> _Data to process_:
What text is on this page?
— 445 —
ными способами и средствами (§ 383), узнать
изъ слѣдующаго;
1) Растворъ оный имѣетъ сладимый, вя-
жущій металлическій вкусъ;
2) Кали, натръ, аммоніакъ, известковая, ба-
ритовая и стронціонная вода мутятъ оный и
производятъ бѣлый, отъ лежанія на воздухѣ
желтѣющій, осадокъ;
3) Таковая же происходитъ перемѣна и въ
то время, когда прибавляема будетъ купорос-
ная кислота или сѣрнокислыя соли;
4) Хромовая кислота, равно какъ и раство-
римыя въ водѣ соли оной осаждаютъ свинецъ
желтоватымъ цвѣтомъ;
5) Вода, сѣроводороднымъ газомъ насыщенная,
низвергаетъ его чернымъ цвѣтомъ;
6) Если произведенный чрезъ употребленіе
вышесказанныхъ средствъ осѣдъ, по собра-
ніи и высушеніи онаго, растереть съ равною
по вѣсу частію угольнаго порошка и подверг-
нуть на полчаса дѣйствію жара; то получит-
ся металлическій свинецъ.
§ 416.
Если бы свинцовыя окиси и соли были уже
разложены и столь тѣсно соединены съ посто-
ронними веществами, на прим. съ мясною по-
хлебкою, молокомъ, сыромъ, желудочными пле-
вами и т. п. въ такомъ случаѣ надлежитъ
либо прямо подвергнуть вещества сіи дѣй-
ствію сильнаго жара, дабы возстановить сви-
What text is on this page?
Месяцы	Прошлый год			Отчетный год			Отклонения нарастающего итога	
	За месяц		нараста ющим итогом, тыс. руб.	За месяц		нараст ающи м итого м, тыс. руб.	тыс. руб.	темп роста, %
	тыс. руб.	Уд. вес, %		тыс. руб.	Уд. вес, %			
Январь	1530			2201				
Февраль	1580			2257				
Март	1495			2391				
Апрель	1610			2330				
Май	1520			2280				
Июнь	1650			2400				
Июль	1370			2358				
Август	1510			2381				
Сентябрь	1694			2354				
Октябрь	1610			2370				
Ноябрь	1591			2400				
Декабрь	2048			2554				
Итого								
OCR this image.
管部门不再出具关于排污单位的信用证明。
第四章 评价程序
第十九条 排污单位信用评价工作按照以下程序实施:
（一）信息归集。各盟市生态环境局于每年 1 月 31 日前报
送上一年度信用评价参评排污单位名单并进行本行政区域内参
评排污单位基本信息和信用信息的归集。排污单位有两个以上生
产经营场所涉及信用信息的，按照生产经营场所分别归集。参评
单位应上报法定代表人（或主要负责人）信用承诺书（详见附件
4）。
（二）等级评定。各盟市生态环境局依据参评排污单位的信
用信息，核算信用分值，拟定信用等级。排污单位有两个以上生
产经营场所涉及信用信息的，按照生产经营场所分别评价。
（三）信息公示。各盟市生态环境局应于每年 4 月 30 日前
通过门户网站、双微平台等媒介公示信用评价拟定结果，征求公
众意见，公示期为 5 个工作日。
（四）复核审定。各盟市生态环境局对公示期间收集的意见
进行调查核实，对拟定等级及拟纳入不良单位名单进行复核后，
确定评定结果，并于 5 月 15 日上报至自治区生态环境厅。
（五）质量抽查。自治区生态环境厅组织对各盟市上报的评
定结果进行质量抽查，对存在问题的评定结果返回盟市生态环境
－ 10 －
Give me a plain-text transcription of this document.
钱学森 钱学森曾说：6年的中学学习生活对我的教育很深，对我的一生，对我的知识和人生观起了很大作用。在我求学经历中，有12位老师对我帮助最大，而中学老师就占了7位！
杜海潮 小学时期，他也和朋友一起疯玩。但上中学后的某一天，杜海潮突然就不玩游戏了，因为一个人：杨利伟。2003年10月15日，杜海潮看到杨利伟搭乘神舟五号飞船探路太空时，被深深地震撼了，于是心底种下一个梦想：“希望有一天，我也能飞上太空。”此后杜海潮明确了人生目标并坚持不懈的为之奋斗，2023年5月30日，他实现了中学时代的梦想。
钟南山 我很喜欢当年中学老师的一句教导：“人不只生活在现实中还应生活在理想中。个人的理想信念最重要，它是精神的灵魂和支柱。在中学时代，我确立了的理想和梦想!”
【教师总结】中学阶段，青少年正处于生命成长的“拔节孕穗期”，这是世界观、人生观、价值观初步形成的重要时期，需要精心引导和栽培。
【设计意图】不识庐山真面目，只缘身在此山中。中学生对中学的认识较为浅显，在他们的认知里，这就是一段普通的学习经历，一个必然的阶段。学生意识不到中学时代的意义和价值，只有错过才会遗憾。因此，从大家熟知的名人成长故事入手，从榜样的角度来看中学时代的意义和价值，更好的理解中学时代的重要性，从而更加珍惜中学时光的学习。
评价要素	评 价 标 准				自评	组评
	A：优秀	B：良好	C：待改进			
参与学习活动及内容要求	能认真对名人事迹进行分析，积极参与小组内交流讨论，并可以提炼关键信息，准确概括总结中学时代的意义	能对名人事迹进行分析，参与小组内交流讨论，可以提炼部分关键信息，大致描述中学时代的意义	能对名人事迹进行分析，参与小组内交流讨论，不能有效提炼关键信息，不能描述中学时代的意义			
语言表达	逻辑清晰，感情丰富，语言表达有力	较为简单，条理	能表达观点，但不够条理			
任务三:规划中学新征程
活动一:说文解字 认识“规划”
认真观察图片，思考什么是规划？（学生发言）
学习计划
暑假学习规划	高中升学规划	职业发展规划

> _Aim_: Extract all the material, leaving every line as it is.

> _Finished exercise_:
What text is on this page?
— 445 —
ными способами и средствами (§ 383), узнать
изъ слѣдующаго;
1) Растворъ оный имѣетъ сладимый, вя-
жущій металлическій вкусъ;
2) Кали, натръ, аммоніакъ, известковая, ба-
ритовая и стронціонная вода мутятъ оный и
производятъ бѣлый, отъ лежанія на воздухѣ
желтѣющій, осадокъ;
3) Таковая же происходитъ перемѣна и въ
то время, когда прибавляема будетъ купорос-
ная кислота или сѣрнокислыя соли;
4) Хромовая кислота, равно какъ и раство-
римыя въ водѣ соли оной осаждаютъ свинецъ
желтоватымъ цвѣтомъ;
5) Вода, сѣроводороднымъ газомъ насыщенная,
низвергаетъ его чернымъ цвѣтомъ;
6) Если произведенный чрезъ употребленіе
вышесказанныхъ средствъ осѣдъ, по собра-
ніи и высушеніи онаго, растереть съ равною
по вѣсу частію угольнаго порошка и подверг-
нуть на полчаса дѣйствію жара; то получит-
ся металлическій свинецъ.
§ 416.
Если бы свинцовыя окиси и соли были уже
разложены и столь тѣсно соединены съ посто-
ронними веществами, на прим. съ мясною по-
хлебкою, молокомъ, сыромъ, желудочными пле-
вами и т. п. въ такомъ случаѣ надлежитъ
либо прямо подвергнуть вещества сіи дѣй-
ствію сильнаго жара, дабы возстановить сви-
What text is on this page?
Месяцы	Прошлый год			Отчетный год			Отклонения нарастающего итога	
	За месяц		нараста ющим итогом, тыс. руб.	За месяц		нараст ающи м итого м, тыс. руб.	тыс. руб.	темп роста, %
	тыс. руб.	Уд. вес, %		тыс. руб.	Уд. вес, %			
Январь	1530			2201				
Февраль	1580			2257				
Март	1495			2391				
Апрель	1610			2330				
Май	1520			2280				
Июнь	1650			2400				
Июль	1370			2358				
Август	1510			2381				
Сентябрь	1694			2354				
Октябрь	1610			2370				
Ноябрь	1591			2400				
Декабрь	2048			2554				
Итого								
OCR this image.
管部门不再出具关于排污单位的信用证明。
第四章 评价程序
第十九条 排污单位信用评价工作按照以下程序实施:
（一）信息归集。各盟市生态环境局于每年 1 月 31 日前报
送上一年度信用评价参评排污单位名单并进行本行政区域内参
评排污单位基本信息和信用信息的归集。排污单位有两个以上生
产经营场所涉及信用信息的，按照生产经营场所分别归集。参评
单位应上报法定代表人（或主要负责人）信用承诺书（详见附件
4）。
（二）等级评定。各盟市生态环境局依据参评排污单位的信
用信息，核算信用分值，拟定信用等级。排污单位有两个以上生
产经营场所涉及信用信息的，按照生产经营场所分别评价。
（三）信息公示。各盟市生态环境局应于每年 4 月 30 日前
通过门户网站、双微平台等媒介公示信用评价拟定结果，征求公
众意见，公示期为 5 个工作日。
（四）复核审定。各盟市生态环境局对公示期间收集的意见
进行调查核实，对拟定等级及拟纳入不良单位名单进行复核后，
确定评定结果，并于 5 月 15 日上报至自治区生态环境厅。
（五）质量抽查。自治区生态环境厅组织对各盟市上报的评
定结果进行质量抽查，对存在问题的评定结果返回盟市生态环境
－ 10 －
Give me a plain-text transcription of this document.
钱学森 钱学森曾说：6年的中学学习生活对我的教育很深，对我的一生，对我的知识和人生观起了很大作用。在我求学经历中，有12位老师对我帮助最大，而中学老师就占了7位！
杜海潮 小学时期，他也和朋友一起疯玩。但上中学后的某一天，杜海潮突然就不玩游戏了，因为一个人：杨利伟。2003年10月15日，杜海潮看到杨利伟搭乘神舟五号飞船探路太空时，被深深地震撼了，于是心底种下一个梦想：“希望有一天，我也能飞上太空。”此后杜海潮明确了人生目标并坚持不懈的为之奋斗，2023年5月30日，他实现了中学时代的梦想。
钟南山 我很喜欢当年中学老师的一句教导：“人不只生活在现实中还应生活在理想中。个人的理想信念最重要，它是精神的灵魂和支柱。在中学时代，我确立了的理想和梦想!”
【教师总结】中学阶段，青少年正处于生命成长的“拔节孕穗期”，这是世界观、人生观、价值观初步形成的重要时期，需要精心引导和栽培。
【设计意图】不识庐山真面目，只缘身在此山中。中学生对中学的认识较为浅显，在他们的认知里，这就是一段普通的学习经历，一个必然的阶段。学生意识不到中学时代的意义和价值，只有错过才会遗憾。因此，从大家熟知的名人成长故事入手，从榜样的角度来看中学时代的意义和价值，更好的理解中学时代的重要性，从而更加珍惜中学时光的学习。
评价要素	评 价 标 准				自评	组评
	A：优秀	B：良好	C：待改进			
参与学习活动及内容要求	能认真对名人事迹进行分析，积极参与小组内交流讨论，并可以提炼关键信息，准确概括总结中学时代的意义	能对名人事迹进行分析，参与小组内交流讨论，可以提炼部分关键信息，大致描述中学时代的意义	能对名人事迹进行分析，参与小组内交流讨论，不能有效提炼关键信息，不能描述中学时代的意义			
语言表达	逻辑清晰，感情丰富，语言表达有力	较为简单，条理	能表达观点，但不够条理			
任务三:规划中学新征程
活动一:说文解字 认识“规划”
认真观察图片，思考什么是规划？（学生发言）
学习计划
暑假学习规划	高中升学规划	职业发展规划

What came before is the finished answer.